Directive
Identify every line in the records below that contains the word "Гератон", and reproduce each one.

Data records
────────────────────────────────────────

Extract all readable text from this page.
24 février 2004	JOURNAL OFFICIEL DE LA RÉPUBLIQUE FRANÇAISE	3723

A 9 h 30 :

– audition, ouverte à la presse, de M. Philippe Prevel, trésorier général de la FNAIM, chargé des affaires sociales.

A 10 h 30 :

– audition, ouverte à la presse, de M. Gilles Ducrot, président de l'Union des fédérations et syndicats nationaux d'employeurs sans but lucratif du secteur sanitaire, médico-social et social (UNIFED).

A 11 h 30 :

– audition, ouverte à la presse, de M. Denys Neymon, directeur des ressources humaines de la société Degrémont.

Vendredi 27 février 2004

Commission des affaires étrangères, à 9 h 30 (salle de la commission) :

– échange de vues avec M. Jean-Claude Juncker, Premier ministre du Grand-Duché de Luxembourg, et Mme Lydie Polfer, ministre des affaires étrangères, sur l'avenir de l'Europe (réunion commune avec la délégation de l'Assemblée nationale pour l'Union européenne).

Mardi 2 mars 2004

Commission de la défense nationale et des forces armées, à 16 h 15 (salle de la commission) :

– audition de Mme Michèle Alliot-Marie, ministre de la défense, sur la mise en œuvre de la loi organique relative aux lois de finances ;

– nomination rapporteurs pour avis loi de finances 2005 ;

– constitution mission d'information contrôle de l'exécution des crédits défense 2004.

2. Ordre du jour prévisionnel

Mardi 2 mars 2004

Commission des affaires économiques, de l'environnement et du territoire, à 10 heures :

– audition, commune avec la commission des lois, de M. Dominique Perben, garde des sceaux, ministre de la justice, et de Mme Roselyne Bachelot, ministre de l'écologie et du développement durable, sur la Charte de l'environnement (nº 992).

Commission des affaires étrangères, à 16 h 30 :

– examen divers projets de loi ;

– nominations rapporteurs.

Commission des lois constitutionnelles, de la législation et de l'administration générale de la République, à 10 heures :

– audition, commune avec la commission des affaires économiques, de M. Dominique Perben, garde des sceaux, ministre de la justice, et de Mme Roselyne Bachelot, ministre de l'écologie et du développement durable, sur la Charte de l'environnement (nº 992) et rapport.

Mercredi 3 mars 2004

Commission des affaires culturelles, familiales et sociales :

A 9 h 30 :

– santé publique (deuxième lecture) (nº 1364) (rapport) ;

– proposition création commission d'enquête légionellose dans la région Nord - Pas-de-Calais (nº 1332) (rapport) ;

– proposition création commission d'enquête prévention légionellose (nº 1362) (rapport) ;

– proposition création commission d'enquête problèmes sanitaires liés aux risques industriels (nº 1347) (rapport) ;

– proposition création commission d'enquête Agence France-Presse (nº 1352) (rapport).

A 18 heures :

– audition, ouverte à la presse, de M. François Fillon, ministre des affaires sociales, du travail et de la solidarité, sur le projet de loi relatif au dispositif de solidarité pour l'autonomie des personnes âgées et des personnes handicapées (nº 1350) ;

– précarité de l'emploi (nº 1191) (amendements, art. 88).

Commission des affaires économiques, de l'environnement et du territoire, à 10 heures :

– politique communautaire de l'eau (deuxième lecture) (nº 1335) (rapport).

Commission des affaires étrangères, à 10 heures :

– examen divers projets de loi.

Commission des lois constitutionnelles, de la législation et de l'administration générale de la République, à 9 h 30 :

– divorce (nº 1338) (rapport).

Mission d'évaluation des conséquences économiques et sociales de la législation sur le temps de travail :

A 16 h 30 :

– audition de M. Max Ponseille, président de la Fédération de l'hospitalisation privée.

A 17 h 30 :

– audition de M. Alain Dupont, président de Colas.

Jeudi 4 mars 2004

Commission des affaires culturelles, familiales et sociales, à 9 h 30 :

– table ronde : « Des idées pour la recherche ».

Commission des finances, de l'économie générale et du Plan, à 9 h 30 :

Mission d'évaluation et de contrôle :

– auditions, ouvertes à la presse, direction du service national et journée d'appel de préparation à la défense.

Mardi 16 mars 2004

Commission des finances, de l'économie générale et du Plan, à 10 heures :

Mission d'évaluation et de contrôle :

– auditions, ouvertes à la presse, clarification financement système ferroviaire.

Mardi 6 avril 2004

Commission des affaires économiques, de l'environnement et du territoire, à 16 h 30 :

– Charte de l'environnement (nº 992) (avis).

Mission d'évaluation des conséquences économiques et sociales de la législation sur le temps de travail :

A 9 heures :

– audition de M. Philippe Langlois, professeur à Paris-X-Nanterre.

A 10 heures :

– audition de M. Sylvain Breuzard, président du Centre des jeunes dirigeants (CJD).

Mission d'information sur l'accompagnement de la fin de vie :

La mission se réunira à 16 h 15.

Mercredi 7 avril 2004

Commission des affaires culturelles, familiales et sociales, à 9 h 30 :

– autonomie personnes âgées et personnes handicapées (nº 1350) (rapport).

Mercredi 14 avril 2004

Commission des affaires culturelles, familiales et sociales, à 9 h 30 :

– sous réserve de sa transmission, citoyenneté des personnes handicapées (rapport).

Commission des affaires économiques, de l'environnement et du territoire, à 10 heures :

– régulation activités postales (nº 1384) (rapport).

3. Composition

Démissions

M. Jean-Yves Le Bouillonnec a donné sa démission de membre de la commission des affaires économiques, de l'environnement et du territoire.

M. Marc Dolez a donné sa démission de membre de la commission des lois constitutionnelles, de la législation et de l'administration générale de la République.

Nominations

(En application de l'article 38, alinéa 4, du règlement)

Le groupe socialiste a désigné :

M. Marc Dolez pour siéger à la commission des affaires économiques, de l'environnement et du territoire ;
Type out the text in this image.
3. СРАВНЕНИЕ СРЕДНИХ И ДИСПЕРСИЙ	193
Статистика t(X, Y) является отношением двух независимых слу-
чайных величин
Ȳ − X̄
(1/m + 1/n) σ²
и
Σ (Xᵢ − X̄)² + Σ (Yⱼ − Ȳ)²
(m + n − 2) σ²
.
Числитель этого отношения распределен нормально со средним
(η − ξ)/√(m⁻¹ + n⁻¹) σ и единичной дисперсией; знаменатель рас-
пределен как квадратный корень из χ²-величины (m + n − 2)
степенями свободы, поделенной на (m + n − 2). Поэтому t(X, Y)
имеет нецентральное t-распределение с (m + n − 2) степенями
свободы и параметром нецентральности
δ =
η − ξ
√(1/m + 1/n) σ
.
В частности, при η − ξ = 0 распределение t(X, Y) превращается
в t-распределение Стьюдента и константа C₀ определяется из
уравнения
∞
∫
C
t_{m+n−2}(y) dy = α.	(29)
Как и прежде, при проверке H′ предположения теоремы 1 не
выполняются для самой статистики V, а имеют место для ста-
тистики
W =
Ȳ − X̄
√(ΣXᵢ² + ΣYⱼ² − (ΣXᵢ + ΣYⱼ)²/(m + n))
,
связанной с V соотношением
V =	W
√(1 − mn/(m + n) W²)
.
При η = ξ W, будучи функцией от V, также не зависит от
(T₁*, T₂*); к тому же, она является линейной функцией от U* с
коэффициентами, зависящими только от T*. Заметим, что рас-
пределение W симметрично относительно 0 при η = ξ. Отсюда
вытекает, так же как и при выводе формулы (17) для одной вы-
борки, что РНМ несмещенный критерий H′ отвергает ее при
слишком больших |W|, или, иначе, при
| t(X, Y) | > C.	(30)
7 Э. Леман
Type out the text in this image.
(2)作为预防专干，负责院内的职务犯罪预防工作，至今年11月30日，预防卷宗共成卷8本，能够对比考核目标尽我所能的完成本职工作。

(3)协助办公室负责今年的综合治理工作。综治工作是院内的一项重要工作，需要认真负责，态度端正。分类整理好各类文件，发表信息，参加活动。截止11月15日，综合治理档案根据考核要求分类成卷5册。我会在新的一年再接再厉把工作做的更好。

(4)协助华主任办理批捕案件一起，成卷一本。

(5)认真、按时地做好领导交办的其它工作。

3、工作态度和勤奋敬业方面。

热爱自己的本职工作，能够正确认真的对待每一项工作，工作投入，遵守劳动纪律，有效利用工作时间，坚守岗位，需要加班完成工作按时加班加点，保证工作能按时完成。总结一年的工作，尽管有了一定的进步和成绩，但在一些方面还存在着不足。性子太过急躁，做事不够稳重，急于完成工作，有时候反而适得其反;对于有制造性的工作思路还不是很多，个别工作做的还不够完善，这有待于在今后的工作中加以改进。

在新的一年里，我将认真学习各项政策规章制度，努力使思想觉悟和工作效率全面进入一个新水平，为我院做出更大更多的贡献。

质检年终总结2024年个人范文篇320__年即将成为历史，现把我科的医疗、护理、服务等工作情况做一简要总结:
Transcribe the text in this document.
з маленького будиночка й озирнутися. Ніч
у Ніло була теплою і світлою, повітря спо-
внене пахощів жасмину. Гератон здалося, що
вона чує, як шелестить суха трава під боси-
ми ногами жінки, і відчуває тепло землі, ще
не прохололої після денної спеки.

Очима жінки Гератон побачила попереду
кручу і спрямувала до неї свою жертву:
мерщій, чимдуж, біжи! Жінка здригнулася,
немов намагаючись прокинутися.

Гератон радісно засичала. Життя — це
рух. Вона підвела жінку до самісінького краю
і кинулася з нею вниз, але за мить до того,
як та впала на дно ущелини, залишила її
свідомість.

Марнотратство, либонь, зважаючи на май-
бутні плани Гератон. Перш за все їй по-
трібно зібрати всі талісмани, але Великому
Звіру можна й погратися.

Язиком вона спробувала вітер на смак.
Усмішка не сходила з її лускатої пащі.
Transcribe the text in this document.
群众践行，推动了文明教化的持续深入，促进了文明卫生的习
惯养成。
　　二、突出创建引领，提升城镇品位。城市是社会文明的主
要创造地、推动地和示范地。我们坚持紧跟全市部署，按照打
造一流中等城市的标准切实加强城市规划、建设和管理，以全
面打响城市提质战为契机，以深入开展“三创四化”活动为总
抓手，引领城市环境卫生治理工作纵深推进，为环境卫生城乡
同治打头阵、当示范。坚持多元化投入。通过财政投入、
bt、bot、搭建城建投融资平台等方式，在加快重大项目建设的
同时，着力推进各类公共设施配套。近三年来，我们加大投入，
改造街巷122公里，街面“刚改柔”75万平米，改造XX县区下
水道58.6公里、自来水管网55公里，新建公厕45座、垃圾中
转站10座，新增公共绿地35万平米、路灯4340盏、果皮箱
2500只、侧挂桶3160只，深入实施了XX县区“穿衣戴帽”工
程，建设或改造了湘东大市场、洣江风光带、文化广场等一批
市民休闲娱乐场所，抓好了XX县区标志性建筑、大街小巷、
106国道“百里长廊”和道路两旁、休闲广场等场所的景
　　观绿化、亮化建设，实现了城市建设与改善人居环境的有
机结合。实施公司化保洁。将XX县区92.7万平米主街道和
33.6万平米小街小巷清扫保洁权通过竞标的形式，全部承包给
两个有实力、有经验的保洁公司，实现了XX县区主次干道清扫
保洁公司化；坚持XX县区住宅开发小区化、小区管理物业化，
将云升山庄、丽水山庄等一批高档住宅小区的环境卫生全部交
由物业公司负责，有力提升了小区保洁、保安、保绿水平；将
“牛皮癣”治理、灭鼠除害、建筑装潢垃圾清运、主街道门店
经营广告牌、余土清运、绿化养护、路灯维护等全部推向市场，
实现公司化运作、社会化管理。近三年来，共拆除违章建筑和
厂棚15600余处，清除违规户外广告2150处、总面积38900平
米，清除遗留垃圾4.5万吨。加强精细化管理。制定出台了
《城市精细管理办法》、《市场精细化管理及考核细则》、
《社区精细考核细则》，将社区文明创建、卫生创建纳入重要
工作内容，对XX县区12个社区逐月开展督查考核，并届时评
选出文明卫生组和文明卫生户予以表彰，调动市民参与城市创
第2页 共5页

────────────────────────────────────────

Answer
внене пахощів жасмину. Гератон здалося, що
Очима жінки Гератон побачила попереду
Гератон радісно засичала. Життя — це
бутні плани Гератон. Перш за все їй по-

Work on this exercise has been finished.